Would you quote the material below in full and unchanged?

## Start DATA RECORDS

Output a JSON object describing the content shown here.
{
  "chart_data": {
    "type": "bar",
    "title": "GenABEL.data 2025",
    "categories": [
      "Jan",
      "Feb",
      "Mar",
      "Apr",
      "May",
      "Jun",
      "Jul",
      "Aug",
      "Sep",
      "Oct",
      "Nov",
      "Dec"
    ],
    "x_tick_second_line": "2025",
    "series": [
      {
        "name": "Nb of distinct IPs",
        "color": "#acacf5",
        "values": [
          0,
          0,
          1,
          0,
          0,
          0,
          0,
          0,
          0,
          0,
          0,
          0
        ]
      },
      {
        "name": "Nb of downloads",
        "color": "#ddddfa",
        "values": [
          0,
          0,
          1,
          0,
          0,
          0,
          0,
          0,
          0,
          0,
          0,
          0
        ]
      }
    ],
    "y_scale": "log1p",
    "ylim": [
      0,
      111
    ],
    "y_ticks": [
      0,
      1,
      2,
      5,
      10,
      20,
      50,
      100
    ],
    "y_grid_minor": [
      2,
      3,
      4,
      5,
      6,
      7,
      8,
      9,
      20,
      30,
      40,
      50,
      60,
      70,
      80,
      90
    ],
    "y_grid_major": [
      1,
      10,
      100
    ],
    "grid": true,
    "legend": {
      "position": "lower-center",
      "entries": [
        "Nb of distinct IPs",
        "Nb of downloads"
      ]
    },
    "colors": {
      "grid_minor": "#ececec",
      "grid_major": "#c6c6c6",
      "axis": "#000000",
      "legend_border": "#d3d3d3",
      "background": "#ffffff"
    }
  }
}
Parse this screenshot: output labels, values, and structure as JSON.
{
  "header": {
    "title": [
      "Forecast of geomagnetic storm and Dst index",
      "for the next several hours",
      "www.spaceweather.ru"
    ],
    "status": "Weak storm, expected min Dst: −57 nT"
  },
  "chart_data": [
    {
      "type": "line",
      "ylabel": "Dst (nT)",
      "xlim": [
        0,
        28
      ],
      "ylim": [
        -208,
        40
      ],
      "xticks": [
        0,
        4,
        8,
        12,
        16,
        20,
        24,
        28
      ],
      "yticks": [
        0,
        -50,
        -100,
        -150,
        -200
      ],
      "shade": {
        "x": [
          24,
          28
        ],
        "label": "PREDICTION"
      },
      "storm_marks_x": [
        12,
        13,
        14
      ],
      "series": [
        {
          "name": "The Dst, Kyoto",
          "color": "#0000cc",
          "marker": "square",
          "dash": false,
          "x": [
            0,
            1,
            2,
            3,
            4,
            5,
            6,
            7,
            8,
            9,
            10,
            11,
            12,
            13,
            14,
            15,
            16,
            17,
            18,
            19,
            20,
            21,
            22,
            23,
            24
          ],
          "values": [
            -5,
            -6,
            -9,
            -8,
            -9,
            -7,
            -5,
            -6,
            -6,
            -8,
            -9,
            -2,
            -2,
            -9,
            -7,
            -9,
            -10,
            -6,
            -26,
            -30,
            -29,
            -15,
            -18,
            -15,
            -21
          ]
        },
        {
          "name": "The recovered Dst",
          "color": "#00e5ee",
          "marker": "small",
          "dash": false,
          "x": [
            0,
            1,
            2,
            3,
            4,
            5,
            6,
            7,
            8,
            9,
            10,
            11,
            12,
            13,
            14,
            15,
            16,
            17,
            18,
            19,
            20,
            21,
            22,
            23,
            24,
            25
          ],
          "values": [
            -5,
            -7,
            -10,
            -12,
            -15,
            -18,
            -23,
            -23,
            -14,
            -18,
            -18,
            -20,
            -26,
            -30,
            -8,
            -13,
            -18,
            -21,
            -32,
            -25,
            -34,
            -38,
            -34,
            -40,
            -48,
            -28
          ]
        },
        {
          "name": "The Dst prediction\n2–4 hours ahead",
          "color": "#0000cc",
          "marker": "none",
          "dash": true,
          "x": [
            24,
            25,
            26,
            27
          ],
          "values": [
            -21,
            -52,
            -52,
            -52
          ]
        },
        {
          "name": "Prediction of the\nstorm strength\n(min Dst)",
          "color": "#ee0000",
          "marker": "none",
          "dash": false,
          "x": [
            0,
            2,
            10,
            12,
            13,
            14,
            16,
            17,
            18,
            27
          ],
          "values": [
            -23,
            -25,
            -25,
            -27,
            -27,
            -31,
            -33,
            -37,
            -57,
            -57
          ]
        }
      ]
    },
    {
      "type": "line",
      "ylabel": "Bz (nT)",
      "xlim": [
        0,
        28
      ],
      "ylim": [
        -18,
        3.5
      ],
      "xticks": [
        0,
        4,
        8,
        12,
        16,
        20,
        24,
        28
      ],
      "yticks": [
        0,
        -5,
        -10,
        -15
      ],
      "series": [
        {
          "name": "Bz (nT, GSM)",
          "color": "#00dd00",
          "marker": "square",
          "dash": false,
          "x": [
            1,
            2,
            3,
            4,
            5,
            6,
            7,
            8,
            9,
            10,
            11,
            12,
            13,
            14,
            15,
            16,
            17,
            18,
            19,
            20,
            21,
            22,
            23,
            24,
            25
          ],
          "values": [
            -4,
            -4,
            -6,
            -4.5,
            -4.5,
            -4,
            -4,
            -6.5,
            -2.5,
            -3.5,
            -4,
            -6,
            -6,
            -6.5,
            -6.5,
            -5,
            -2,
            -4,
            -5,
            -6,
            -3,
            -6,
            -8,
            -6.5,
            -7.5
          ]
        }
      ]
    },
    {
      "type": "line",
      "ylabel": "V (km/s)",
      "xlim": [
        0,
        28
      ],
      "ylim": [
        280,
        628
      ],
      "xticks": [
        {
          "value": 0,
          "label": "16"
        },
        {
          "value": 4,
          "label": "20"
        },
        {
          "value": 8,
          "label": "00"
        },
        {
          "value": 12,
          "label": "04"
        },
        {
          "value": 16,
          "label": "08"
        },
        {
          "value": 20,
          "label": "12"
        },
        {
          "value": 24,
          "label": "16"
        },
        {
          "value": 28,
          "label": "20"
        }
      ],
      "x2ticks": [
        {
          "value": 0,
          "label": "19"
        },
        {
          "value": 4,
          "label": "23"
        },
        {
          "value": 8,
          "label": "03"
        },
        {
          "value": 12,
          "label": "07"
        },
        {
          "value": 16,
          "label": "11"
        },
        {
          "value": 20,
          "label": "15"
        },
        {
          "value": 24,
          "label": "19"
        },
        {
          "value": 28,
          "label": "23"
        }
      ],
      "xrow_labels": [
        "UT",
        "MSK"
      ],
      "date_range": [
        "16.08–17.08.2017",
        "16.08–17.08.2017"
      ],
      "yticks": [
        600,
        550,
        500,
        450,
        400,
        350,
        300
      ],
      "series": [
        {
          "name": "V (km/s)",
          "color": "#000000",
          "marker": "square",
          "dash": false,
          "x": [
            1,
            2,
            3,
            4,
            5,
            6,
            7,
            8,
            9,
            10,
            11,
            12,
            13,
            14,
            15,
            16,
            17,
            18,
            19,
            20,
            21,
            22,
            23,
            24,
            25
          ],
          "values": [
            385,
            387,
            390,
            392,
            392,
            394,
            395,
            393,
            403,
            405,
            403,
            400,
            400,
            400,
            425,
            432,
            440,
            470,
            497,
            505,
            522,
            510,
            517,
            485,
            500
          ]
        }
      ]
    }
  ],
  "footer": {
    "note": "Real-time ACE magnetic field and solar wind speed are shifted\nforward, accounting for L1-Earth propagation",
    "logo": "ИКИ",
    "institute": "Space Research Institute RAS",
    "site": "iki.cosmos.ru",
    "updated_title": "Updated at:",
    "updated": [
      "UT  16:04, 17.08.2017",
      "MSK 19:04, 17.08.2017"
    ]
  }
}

## End DATA RECORDS

**OUTPUT OF THE EXERCISE:**
Output a JSON object describing the content shown here.
{
  "chart_data": {
    "type": "bar",
    "title": "GenABEL.data 2025",
    "categories": [
      "Jan",
      "Feb",
      "Mar",
      "Apr",
      "May",
      "Jun",
      "Jul",
      "Aug",
      "Sep",
      "Oct",
      "Nov",
      "Dec"
    ],
    "x_tick_second_line": "2025",
    "series": [
      {
        "name": "Nb of distinct IPs",
        "color": "#acacf5",
        "values": [
          0,
          0,
          1,
          0,
          0,
          0,
          0,
          0,
          0,
          0,
          0,
          0
        ]
      },
      {
        "name": "Nb of downloads",
        "color": "#ddddfa",
        "values": [
          0,
          0,
          1,
          0,
          0,
          0,
          0,
          0,
          0,
          0,
          0,
          0
        ]
      }
    ],
    "y_scale": "log1p",
    "ylim": [
      0,
      111
    ],
    "y_ticks": [
      0,
      1,
      2,
      5,
      10,
      20,
      50,
      100
    ],
    "y_grid_minor": [
      2,
      3,
      4,
      5,
      6,
      7,
      8,
      9,
      20,
      30,
      40,
      50,
      60,
      70,
      80,
      90
    ],
    "y_grid_major": [
      1,
      10,
      100
    ],
    "grid": true,
    "legend": {
      "position": "lower-center",
      "entries": [
        "Nb of distinct IPs",
        "Nb of downloads"
      ]
    },
    "colors": {
      "grid_minor": "#ececec",
      "grid_major": "#c6c6c6",
      "axis": "#000000",
      "legend_border": "#d3d3d3",
      "background": "#ffffff"
    }
  }
}
Parse this screenshot: output labels, values, and structure as JSON.
{
  "header": {
    "title": [
      "Forecast of geomagnetic storm and Dst index",
      "for the next several hours",
      "www.spaceweather.ru"
    ],
    "status": "Weak storm, expected min Dst: −57 nT"
  },
  "chart_data": [
    {
      "type": "line",
      "ylabel": "Dst (nT)",
      "xlim": [
        0,
        28
      ],
      "ylim": [
        -208,
        40
      ],
      "xticks": [
        0,
        4,
        8,
        12,
        16,
        20,
        24,
        28
      ],
      "yticks": [
        0,
        -50,
        -100,
        -150,
        -200
      ],
      "shade": {
        "x": [
          24,
          28
        ],
        "label": "PREDICTION"
      },
      "storm_marks_x": [
        12,
        13,
        14
      ],
      "series": [
        {
          "name": "The Dst, Kyoto",
          "color": "#0000cc",
          "marker": "square",
          "dash": false,
          "x": [
            0,
            1,
            2,
            3,
            4,
            5,
            6,
            7,
            8,
            9,
            10,
            11,
            12,
            13,
            14,
            15,
            16,
            17,
            18,
            19,
            20,
            21,
            22,
            23,
            24
          ],
          "values": [
            -5,
            -6,
            -9,
            -8,
            -9,
            -7,
            -5,
            -6,
            -6,
            -8,
            -9,
            -2,
            -2,
            -9,
            -7,
            -9,
            -10,
            -6,
            -26,
            -30,
            -29,
            -15,
            -18,
            -15,
            -21
          ]
        },
        {
          "name": "The recovered Dst",
          "color": "#00e5ee",
          "marker": "small",
          "dash": false,
          "x": [
            0,
            1,
            2,
            3,
            4,
            5,
            6,
            7,
            8,
            9,
            10,
            11,
            12,
            13,
            14,
            15,
            16,
            17,
            18,
            19,
            20,
            21,
            22,
            23,
            24,
            25
          ],
          "values": [
            -5,
            -7,
            -10,
            -12,
            -15,
            -18,
            -23,
            -23,
            -14,
            -18,
            -18,
            -20,
            -26,
            -30,
            -8,
            -13,
            -18,
            -21,
            -32,
            -25,
            -34,
            -38,
            -34,
            -40,
            -48,
            -28
          ]
        },
        {
          "name": "The Dst prediction\n2–4 hours ahead",
          "color": "#0000cc",
          "marker": "none",
          "dash": true,
          "x": [
            24,
            25,
            26,
            27
          ],
          "values": [
            -21,
            -52,
            -52,
            -52
          ]
        },
        {
          "name": "Prediction of the\nstorm strength\n(min Dst)",
          "color": "#ee0000",
          "marker": "none",
          "dash": false,
          "x": [
            0,
            2,
            10,
            12,
            13,
            14,
            16,
            17,
            18,
            27
          ],
          "values": [
            -23,
            -25,
            -25,
            -27,
            -27,
            -31,
            -33,
            -37,
            -57,
            -57
          ]
        }
      ]
    },
    {
      "type": "line",
      "ylabel": "Bz (nT)",
      "xlim": [
        0,
        28
      ],
      "ylim": [
        -18,
        3.5
      ],
      "xticks": [
        0,
        4,
        8,
        12,
        16,
        20,
        24,
        28
      ],
      "yticks": [
        0,
        -5,
        -10,
        -15
      ],
      "series": [
        {
          "name": "Bz (nT, GSM)",
          "color": "#00dd00",
          "marker": "square",
          "dash": false,
          "x": [
            1,
            2,
            3,
            4,
            5,
            6,
            7,
            8,
            9,
            10,
            11,
            12,
            13,
            14,
            15,
            16,
            17,
            18,
            19,
            20,
            21,
            22,
            23,
            24,
            25
          ],
          "values": [
            -4,
            -4,
            -6,
            -4.5,
            -4.5,
            -4,
            -4,
            -6.5,
            -2.5,
            -3.5,
            -4,
            -6,
            -6,
            -6.5,
            -6.5,
            -5,
            -2,
            -4,
            -5,
            -6,
            -3,
            -6,
            -8,
            -6.5,
            -7.5
          ]
        }
      ]
    },
    {
      "type": "line",
      "ylabel": "V (km/s)",
      "xlim": [
        0,
        28
      ],
      "ylim": [
        280,
        628
      ],
      "xticks": [
        {
          "value": 0,
          "label": "16"
        },
        {
          "value": 4,
          "label": "20"
        },
        {
          "value": 8,
          "label": "00"
        },
        {
          "value": 12,
          "label": "04"
        },
        {
          "value": 16,
          "label": "08"
        },
        {
          "value": 20,
          "label": "12"
        },
        {
          "value": 24,
          "label": "16"
        },
        {
          "value": 28,
          "label": "20"
        }
      ],
      "x2ticks": [
        {
          "value": 0,
          "label": "19"
        },
        {
          "value": 4,
          "label": "23"
        },
        {
          "value": 8,
          "label": "03"
        },
        {
          "value": 12,
          "label": "07"
        },
        {
          "value": 16,
          "label": "11"
        },
        {
          "value": 20,
          "label": "15"
        },
        {
          "value": 24,
          "label": "19"
        },
        {
          "value": 28,
          "label": "23"
        }
      ],
      "xrow_labels": [
        "UT",
        "MSK"
      ],
      "date_range": [
        "16.08–17.08.2017",
        "16.08–17.08.2017"
      ],
      "yticks": [
        600,
        550,
        500,
        450,
        400,
        350,
        300
      ],
      "series": [
        {
          "name": "V (km/s)",
          "color": "#000000",
          "marker": "square",
          "dash": false,
          "x": [
            1,
            2,
            3,
            4,
            5,
            6,
            7,
            8,
            9,
            10,
            11,
            12,
            13,
            14,
            15,
            16,
            17,
            18,
            19,
            20,
            21,
            22,
            23,
            24,
            25
          ],
          "values": [
            385,
            387,
            390,
            392,
            392,
            394,
            395,
            393,
            403,
            405,
            403,
            400,
            400,
            400,
            425,
            432,
            440,
            470,
            497,
            505,
            522,
            510,
            517,
            485,
            500
          ]
        }
      ]
    }
  ],
  "footer": {
    "note": "Real-time ACE magnetic field and solar wind speed are shifted\nforward, accounting for L1-Earth propagation",
    "logo": "ИКИ",
    "institute": "Space Research Institute RAS",
    "site": "iki.cosmos.ru",
    "updated_title": "Updated at:",
    "updated": [
      "UT  16:04, 17.08.2017",
      "MSK 19:04, 17.08.2017"
    ]
  }
}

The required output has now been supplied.